# start of Entries supplied

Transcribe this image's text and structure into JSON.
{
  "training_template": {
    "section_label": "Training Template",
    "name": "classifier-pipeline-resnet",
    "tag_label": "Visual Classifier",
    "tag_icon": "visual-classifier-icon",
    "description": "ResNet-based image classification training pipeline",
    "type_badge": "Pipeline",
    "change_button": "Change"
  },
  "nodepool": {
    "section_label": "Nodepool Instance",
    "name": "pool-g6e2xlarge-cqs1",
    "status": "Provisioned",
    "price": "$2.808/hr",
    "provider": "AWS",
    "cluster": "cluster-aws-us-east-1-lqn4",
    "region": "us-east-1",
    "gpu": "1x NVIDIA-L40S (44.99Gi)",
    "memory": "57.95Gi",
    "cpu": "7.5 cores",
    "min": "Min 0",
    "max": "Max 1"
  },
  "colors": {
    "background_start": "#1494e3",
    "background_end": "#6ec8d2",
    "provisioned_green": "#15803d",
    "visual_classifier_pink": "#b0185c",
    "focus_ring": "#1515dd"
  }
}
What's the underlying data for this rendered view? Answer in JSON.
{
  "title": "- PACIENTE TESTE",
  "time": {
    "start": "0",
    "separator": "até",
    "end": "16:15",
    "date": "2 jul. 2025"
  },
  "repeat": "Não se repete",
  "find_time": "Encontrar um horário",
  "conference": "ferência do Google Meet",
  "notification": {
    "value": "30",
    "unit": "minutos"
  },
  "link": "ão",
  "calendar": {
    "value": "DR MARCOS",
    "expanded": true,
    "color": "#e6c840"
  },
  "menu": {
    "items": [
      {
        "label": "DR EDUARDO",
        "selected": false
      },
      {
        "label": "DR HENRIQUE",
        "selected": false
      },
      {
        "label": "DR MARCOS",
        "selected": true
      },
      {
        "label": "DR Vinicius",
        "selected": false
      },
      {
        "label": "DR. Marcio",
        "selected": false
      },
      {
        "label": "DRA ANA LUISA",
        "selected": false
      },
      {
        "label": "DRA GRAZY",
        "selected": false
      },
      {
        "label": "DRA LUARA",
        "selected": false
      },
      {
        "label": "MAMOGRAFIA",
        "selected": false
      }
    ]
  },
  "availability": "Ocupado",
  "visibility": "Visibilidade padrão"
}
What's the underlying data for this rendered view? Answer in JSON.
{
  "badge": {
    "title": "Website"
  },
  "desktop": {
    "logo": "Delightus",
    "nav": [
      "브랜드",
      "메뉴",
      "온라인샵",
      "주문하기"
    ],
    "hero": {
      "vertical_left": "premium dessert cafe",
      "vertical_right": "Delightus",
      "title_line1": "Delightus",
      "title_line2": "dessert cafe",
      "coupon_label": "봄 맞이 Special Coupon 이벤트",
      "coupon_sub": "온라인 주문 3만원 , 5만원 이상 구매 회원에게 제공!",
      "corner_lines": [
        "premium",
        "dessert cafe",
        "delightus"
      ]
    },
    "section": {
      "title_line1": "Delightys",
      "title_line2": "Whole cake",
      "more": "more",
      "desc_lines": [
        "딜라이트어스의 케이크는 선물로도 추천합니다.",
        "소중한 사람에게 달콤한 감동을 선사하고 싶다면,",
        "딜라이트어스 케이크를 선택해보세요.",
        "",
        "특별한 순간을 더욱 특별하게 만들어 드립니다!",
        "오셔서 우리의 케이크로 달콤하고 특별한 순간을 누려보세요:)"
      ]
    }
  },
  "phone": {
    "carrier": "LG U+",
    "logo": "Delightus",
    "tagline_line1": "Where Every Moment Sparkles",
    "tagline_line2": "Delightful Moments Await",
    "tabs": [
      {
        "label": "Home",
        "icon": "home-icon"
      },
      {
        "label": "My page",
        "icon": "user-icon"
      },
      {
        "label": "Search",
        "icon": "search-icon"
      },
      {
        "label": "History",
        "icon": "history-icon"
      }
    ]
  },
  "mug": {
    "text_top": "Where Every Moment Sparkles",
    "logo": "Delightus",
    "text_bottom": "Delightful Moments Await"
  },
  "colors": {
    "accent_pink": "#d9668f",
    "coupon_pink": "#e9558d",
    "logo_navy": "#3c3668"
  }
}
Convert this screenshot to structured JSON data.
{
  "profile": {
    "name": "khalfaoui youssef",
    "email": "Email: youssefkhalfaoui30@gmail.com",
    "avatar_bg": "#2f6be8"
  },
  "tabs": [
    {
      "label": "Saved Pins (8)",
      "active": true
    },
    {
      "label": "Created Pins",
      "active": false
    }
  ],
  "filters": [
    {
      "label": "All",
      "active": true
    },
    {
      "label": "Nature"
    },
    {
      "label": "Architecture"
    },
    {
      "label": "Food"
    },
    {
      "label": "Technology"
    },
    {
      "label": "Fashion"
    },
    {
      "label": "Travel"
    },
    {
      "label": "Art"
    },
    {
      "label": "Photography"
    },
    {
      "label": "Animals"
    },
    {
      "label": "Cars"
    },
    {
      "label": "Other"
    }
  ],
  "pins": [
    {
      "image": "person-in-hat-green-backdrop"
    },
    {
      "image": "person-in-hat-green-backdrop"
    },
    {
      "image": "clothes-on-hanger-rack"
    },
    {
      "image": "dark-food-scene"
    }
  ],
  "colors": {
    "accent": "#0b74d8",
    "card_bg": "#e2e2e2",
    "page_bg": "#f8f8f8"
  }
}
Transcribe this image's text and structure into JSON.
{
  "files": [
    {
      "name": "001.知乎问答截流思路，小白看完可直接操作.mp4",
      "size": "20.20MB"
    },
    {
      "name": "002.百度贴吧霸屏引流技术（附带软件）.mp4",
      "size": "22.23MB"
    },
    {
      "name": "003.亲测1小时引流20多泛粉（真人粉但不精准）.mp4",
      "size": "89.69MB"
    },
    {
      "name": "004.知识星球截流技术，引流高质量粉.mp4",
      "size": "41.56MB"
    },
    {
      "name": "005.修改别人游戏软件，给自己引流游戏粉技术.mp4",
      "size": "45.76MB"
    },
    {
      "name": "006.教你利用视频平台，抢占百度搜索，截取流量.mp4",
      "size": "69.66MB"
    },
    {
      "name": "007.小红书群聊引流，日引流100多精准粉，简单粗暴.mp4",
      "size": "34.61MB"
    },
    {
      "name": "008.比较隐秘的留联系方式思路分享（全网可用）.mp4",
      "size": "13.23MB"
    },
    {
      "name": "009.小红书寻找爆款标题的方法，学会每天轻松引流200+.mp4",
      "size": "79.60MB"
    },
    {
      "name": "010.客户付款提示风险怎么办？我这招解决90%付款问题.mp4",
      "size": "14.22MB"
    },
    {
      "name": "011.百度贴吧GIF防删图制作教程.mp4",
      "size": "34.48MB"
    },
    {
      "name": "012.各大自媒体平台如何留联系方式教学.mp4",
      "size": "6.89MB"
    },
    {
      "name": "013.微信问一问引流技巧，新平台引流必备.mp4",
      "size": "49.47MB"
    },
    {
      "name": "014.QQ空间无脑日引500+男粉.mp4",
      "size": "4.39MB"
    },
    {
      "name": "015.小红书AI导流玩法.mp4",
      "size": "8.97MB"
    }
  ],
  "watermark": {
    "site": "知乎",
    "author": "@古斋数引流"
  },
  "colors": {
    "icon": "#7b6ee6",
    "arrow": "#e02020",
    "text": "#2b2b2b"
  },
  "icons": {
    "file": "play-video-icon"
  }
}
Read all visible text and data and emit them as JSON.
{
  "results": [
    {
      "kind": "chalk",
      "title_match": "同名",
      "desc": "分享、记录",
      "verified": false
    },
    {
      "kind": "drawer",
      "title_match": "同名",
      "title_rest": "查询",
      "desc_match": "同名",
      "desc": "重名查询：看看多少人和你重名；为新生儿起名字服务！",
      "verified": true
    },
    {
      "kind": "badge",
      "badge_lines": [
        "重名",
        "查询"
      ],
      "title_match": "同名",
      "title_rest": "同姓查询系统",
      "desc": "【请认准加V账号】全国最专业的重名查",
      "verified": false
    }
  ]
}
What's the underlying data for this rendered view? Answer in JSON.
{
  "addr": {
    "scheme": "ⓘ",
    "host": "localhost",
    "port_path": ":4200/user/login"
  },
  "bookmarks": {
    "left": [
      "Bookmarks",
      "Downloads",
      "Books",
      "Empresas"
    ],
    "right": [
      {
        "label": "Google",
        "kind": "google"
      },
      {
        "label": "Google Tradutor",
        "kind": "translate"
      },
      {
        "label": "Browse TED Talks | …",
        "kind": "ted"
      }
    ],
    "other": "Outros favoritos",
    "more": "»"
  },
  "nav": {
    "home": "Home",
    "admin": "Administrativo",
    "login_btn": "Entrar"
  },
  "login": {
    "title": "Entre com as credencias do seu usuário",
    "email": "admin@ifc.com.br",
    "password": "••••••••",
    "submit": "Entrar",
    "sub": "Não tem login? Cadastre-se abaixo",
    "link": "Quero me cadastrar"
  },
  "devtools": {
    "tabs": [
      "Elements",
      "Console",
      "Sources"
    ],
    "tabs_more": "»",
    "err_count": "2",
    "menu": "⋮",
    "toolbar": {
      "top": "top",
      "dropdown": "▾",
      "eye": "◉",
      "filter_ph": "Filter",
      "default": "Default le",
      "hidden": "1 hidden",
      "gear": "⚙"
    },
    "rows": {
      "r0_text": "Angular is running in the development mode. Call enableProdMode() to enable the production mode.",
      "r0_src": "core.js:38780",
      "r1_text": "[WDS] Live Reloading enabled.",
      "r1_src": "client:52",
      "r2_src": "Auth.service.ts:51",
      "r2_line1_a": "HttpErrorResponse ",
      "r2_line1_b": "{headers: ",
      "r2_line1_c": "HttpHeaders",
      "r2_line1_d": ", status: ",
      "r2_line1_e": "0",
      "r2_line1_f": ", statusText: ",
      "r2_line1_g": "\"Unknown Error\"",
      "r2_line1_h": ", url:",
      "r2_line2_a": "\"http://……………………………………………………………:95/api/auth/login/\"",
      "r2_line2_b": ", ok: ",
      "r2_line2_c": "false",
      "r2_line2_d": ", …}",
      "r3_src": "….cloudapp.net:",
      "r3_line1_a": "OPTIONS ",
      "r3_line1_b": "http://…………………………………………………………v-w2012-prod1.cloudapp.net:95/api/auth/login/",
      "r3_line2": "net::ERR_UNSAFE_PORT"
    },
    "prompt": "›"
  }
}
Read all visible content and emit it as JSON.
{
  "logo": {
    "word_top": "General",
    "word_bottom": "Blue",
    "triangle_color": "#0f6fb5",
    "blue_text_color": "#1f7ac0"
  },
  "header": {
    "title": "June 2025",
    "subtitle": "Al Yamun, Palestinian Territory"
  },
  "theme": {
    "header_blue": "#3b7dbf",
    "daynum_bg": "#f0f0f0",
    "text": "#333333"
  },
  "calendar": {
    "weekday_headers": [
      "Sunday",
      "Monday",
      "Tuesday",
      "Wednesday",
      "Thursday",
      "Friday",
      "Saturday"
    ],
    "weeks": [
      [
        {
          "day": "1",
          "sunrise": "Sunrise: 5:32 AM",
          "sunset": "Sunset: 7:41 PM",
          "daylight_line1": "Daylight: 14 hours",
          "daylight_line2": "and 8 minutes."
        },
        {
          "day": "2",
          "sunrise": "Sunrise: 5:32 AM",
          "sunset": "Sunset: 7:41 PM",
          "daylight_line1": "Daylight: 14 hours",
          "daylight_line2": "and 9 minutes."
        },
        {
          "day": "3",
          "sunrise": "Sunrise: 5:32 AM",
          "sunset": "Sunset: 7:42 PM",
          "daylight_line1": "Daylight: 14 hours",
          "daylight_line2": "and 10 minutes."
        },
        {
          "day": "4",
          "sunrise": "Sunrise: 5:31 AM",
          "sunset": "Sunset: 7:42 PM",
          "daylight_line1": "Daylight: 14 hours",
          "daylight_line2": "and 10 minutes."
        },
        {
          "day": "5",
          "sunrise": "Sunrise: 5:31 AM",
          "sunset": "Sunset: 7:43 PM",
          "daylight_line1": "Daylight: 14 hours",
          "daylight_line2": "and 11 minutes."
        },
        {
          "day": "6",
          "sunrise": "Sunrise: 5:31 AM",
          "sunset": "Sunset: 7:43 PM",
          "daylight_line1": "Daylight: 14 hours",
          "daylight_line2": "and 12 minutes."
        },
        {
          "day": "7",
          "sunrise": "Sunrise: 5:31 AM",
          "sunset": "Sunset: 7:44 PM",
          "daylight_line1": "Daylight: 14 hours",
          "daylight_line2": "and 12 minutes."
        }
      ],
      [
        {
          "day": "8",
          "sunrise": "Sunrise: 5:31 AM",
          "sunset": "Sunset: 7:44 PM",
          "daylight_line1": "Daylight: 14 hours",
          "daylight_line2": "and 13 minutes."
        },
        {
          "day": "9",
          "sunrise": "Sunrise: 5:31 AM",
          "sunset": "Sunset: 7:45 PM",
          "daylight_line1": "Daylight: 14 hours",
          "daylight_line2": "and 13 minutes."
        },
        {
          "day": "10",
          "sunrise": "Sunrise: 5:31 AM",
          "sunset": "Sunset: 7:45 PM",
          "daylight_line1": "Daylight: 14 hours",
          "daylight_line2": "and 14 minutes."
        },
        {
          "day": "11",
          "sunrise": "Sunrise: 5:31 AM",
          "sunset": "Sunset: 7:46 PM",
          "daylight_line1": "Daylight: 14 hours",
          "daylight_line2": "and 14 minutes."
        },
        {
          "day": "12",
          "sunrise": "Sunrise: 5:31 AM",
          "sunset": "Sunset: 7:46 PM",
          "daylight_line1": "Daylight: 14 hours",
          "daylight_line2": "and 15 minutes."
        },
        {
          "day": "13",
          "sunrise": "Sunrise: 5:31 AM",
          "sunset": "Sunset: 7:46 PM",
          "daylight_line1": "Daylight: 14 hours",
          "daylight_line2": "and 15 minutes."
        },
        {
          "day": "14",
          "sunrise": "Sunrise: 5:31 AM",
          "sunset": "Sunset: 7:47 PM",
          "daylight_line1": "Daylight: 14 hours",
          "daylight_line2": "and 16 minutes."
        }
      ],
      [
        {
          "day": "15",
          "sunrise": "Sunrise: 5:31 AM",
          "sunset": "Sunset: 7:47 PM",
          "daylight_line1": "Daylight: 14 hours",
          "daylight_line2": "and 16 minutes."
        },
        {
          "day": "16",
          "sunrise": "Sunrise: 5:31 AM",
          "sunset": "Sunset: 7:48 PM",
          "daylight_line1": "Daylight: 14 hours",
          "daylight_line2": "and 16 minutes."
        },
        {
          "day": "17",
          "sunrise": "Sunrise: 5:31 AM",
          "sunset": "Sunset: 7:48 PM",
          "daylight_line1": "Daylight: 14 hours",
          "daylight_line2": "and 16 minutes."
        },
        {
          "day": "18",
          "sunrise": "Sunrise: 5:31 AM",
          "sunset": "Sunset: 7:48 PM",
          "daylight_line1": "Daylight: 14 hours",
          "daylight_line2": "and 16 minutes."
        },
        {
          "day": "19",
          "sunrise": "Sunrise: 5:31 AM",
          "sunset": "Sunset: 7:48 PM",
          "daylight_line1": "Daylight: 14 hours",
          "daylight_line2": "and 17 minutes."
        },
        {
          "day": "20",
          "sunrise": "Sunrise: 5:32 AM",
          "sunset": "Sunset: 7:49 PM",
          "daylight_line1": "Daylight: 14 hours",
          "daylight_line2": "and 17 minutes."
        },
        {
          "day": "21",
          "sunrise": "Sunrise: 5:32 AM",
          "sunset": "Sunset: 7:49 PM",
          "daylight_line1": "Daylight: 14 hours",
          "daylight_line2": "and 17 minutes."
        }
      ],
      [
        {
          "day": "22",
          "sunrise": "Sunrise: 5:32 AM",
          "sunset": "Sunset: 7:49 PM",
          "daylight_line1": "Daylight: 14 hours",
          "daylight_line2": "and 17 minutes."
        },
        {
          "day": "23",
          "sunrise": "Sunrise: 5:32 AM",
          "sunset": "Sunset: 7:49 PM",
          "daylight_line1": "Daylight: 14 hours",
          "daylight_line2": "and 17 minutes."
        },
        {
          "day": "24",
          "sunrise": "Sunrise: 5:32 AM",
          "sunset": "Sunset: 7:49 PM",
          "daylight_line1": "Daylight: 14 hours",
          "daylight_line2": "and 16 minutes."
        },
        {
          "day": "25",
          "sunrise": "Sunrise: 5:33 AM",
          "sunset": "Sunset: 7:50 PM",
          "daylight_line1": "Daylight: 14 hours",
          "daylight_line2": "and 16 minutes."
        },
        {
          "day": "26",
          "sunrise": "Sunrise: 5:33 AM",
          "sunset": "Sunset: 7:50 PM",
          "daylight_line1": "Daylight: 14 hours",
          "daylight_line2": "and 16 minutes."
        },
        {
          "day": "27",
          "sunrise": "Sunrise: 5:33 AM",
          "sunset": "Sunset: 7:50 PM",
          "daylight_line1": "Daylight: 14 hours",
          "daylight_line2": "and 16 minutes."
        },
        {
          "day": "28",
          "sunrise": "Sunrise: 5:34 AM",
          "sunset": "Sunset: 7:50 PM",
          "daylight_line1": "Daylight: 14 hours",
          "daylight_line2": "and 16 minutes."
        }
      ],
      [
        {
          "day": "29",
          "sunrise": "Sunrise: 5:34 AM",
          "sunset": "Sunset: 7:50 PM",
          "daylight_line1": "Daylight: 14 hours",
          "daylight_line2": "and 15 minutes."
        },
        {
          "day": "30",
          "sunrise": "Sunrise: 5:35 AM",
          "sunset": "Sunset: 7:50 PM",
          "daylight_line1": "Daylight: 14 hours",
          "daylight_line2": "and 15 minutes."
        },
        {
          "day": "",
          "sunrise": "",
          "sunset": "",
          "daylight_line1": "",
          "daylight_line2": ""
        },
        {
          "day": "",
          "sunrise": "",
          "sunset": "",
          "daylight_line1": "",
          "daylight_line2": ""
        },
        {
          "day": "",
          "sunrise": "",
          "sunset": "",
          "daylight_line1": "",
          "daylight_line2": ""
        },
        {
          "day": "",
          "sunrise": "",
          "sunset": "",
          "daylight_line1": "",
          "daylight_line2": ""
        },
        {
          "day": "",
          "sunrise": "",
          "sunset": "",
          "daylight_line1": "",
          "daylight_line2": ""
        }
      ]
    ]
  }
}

# end of Entries supplied

## Given problem
How many lines in the listing above contain "dessert"? Answer with the number alone.

## Answer in full
3